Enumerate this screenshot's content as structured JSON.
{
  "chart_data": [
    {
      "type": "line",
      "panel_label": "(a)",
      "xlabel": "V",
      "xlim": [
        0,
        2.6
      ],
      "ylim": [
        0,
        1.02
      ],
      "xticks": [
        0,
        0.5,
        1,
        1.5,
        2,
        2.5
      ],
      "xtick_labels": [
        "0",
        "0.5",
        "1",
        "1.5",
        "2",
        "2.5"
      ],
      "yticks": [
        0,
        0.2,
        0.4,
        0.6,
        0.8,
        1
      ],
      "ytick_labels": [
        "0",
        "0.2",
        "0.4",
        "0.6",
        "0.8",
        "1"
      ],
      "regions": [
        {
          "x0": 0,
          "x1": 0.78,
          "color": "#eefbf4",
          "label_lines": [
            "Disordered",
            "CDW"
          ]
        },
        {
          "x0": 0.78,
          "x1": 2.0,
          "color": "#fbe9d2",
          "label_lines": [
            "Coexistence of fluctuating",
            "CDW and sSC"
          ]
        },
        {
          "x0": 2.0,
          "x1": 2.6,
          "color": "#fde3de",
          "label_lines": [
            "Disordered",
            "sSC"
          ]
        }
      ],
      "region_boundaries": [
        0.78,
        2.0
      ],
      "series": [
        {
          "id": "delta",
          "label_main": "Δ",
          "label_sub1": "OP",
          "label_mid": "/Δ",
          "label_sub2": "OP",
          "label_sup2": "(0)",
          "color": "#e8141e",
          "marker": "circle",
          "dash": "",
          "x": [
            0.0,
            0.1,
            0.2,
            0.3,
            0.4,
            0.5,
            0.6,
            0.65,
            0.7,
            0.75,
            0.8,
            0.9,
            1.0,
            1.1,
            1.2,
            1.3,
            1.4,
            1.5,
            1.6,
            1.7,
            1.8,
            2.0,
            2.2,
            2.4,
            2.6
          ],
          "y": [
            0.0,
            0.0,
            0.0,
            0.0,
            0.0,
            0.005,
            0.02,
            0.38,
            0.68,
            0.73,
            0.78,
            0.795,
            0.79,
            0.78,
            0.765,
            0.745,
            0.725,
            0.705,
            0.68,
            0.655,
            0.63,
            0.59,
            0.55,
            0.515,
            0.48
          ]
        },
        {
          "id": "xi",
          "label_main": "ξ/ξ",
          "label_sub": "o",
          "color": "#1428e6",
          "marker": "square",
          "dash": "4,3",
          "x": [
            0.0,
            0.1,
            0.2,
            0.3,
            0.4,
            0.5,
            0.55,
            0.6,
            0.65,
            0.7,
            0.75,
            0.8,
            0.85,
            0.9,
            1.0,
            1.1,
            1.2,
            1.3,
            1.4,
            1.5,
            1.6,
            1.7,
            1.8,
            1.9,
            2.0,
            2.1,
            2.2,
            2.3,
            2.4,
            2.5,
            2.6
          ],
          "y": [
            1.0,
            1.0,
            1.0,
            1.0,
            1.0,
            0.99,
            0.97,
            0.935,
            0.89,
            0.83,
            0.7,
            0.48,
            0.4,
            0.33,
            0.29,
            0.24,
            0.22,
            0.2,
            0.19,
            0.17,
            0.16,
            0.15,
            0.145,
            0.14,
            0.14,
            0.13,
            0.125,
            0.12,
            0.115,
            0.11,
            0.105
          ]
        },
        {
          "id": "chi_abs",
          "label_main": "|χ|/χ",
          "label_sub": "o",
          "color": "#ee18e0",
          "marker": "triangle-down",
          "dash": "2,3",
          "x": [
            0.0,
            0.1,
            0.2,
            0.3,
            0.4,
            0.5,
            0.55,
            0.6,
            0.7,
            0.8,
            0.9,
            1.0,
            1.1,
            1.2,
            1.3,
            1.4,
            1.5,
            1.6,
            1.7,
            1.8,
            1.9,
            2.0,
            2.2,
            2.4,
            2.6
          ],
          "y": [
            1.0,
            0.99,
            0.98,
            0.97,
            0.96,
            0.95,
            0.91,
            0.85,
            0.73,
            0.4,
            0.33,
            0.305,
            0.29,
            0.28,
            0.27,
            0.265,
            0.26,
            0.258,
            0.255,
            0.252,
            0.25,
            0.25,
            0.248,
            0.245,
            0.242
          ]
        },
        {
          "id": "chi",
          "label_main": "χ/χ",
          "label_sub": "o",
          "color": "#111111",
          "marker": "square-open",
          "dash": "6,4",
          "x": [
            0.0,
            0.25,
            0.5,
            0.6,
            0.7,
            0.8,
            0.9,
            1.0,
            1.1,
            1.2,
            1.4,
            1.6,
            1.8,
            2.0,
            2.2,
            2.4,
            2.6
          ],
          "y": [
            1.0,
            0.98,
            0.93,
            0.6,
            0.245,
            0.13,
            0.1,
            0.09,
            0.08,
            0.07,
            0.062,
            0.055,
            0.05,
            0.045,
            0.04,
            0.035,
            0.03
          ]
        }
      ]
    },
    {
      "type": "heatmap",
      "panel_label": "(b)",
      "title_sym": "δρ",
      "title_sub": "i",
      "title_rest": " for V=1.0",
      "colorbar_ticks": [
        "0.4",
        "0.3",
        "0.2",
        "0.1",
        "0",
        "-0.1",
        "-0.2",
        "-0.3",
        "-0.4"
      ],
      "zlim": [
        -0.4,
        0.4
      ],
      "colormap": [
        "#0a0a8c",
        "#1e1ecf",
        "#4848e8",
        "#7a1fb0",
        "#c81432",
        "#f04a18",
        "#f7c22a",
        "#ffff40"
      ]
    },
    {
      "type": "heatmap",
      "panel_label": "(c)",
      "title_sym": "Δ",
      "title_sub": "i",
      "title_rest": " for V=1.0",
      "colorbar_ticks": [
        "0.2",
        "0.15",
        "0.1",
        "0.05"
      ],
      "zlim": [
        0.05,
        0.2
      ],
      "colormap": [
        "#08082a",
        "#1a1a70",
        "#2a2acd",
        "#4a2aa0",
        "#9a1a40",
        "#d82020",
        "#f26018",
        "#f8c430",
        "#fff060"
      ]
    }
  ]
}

══════════════════════════════

→ AIM OF THE EXERCISE:
Print the material verbatim, all of it.

→ SOLUTION FOR THIS EXERCISE:
Enumerate this screenshot's content as structured JSON.
{
  "chart_data": [
    {
      "type": "line",
      "panel_label": "(a)",
      "xlabel": "V",
      "xlim": [
        0,
        2.6
      ],
      "ylim": [
        0,
        1.02
      ],
      "xticks": [
        0,
        0.5,
        1,
        1.5,
        2,
        2.5
      ],
      "xtick_labels": [
        "0",
        "0.5",
        "1",
        "1.5",
        "2",
        "2.5"
      ],
      "yticks": [
        0,
        0.2,
        0.4,
        0.6,
        0.8,
        1
      ],
      "ytick_labels": [
        "0",
        "0.2",
        "0.4",
        "0.6",
        "0.8",
        "1"
      ],
      "regions": [
        {
          "x0": 0,
          "x1": 0.78,
          "color": "#eefbf4",
          "label_lines": [
            "Disordered",
            "CDW"
          ]
        },
        {
          "x0": 0.78,
          "x1": 2.0,
          "color": "#fbe9d2",
          "label_lines": [
            "Coexistence of fluctuating",
            "CDW and sSC"
          ]
        },
        {
          "x0": 2.0,
          "x1": 2.6,
          "color": "#fde3de",
          "label_lines": [
            "Disordered",
            "sSC"
          ]
        }
      ],
      "region_boundaries": [
        0.78,
        2.0
      ],
      "series": [
        {
          "id": "delta",
          "label_main": "Δ",
          "label_sub1": "OP",
          "label_mid": "/Δ",
          "label_sub2": "OP",
          "label_sup2": "(0)",
          "color": "#e8141e",
          "marker": "circle",
          "dash": "",
          "x": [
            0.0,
            0.1,
            0.2,
            0.3,
            0.4,
            0.5,
            0.6,
            0.65,
            0.7,
            0.75,
            0.8,
            0.9,
            1.0,
            1.1,
            1.2,
            1.3,
            1.4,
            1.5,
            1.6,
            1.7,
            1.8,
            2.0,
            2.2,
            2.4,
            2.6
          ],
          "y": [
            0.0,
            0.0,
            0.0,
            0.0,
            0.0,
            0.005,
            0.02,
            0.38,
            0.68,
            0.73,
            0.78,
            0.795,
            0.79,
            0.78,
            0.765,
            0.745,
            0.725,
            0.705,
            0.68,
            0.655,
            0.63,
            0.59,
            0.55,
            0.515,
            0.48
          ]
        },
        {
          "id": "xi",
          "label_main": "ξ/ξ",
          "label_sub": "o",
          "color": "#1428e6",
          "marker": "square",
          "dash": "4,3",
          "x": [
            0.0,
            0.1,
            0.2,
            0.3,
            0.4,
            0.5,
            0.55,
            0.6,
            0.65,
            0.7,
            0.75,
            0.8,
            0.85,
            0.9,
            1.0,
            1.1,
            1.2,
            1.3,
            1.4,
            1.5,
            1.6,
            1.7,
            1.8,
            1.9,
            2.0,
            2.1,
            2.2,
            2.3,
            2.4,
            2.5,
            2.6
          ],
          "y": [
            1.0,
            1.0,
            1.0,
            1.0,
            1.0,
            0.99,
            0.97,
            0.935,
            0.89,
            0.83,
            0.7,
            0.48,
            0.4,
            0.33,
            0.29,
            0.24,
            0.22,
            0.2,
            0.19,
            0.17,
            0.16,
            0.15,
            0.145,
            0.14,
            0.14,
            0.13,
            0.125,
            0.12,
            0.115,
            0.11,
            0.105
          ]
        },
        {
          "id": "chi_abs",
          "label_main": "|χ|/χ",
          "label_sub": "o",
          "color": "#ee18e0",
          "marker": "triangle-down",
          "dash": "2,3",
          "x": [
            0.0,
            0.1,
            0.2,
            0.3,
            0.4,
            0.5,
            0.55,
            0.6,
            0.7,
            0.8,
            0.9,
            1.0,
            1.1,
            1.2,
            1.3,
            1.4,
            1.5,
            1.6,
            1.7,
            1.8,
            1.9,
            2.0,
            2.2,
            2.4,
            2.6
          ],
          "y": [
            1.0,
            0.99,
            0.98,
            0.97,
            0.96,
            0.95,
            0.91,
            0.85,
            0.73,
            0.4,
            0.33,
            0.305,
            0.29,
            0.28,
            0.27,
            0.265,
            0.26,
            0.258,
            0.255,
            0.252,
            0.25,
            0.25,
            0.248,
            0.245,
            0.242
          ]
        },
        {
          "id": "chi",
          "label_main": "χ/χ",
          "label_sub": "o",
          "color": "#111111",
          "marker": "square-open",
          "dash": "6,4",
          "x": [
            0.0,
            0.25,
            0.5,
            0.6,
            0.7,
            0.8,
            0.9,
            1.0,
            1.1,
            1.2,
            1.4,
            1.6,
            1.8,
            2.0,
            2.2,
            2.4,
            2.6
          ],
          "y": [
            1.0,
            0.98,
            0.93,
            0.6,
            0.245,
            0.13,
            0.1,
            0.09,
            0.08,
            0.07,
            0.062,
            0.055,
            0.05,
            0.045,
            0.04,
            0.035,
            0.03
          ]
        }
      ]
    },
    {
      "type": "heatmap",
      "panel_label": "(b)",
      "title_sym": "δρ",
      "title_sub": "i",
      "title_rest": " for V=1.0",
      "colorbar_ticks": [
        "0.4",
        "0.3",
        "0.2",
        "0.1",
        "0",
        "-0.1",
        "-0.2",
        "-0.3",
        "-0.4"
      ],
      "zlim": [
        -0.4,
        0.4
      ],
      "colormap": [
        "#0a0a8c",
        "#1e1ecf",
        "#4848e8",
        "#7a1fb0",
        "#c81432",
        "#f04a18",
        "#f7c22a",
        "#ffff40"
      ]
    },
    {
      "type": "heatmap",
      "panel_label": "(c)",
      "title_sym": "Δ",
      "title_sub": "i",
      "title_rest": " for V=1.0",
      "colorbar_ticks": [
        "0.2",
        "0.15",
        "0.1",
        "0.05"
      ],
      "zlim": [
        0.05,
        0.2
      ],
      "colormap": [
        "#08082a",
        "#1a1a70",
        "#2a2acd",
        "#4a2aa0",
        "#9a1a40",
        "#d82020",
        "#f26018",
        "#f8c430",
        "#fff060"
      ]
    }
  ]
}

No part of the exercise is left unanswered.